* Begin GIVEN DATA *
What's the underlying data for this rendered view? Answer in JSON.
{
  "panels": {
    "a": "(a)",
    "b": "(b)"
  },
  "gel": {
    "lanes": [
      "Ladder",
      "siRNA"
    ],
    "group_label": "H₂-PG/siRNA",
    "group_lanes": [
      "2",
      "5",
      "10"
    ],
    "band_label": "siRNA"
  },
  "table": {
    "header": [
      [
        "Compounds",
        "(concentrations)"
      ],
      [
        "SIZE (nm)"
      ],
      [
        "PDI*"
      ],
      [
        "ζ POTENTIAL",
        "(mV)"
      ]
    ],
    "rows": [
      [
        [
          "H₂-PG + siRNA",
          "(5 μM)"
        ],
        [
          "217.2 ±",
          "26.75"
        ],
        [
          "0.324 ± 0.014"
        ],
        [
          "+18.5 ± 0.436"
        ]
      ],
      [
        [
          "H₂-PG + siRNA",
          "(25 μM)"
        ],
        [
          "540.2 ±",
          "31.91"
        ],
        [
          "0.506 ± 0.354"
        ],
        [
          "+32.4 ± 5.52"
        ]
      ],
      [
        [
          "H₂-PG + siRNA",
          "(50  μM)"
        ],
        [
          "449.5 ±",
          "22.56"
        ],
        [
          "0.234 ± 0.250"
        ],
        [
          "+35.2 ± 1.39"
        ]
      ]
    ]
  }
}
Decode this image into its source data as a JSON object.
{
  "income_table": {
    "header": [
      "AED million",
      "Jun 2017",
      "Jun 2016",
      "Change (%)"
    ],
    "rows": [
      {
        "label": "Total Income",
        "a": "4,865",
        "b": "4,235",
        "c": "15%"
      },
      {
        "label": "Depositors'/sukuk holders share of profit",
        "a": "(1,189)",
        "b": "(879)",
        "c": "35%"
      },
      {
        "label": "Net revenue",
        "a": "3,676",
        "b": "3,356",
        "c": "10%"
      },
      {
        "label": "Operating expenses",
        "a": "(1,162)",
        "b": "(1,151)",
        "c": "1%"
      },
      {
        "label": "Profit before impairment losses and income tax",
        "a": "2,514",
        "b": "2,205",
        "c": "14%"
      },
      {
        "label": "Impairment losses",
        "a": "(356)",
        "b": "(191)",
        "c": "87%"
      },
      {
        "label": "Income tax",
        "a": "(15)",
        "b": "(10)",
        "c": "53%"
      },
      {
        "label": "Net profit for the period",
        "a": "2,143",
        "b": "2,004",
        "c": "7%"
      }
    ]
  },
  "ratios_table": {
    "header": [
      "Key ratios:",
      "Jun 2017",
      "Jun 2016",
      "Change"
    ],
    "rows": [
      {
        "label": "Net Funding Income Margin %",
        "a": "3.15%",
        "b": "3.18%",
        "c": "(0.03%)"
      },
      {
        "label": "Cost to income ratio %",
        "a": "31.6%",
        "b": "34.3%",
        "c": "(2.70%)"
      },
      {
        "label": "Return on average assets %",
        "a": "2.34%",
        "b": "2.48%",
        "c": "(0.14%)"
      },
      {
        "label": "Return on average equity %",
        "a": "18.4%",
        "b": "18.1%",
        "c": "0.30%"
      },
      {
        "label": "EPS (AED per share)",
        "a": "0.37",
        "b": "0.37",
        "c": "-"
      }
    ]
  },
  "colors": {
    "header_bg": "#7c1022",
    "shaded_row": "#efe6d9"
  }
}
* End GIVEN DATA *
= SHORT TASK =
Extract, from the listing above, every line where the string "Return" occurs.

= ANSWER BELOW =
        "label": "Return on average assets %",
        "label": "Return on average equity %",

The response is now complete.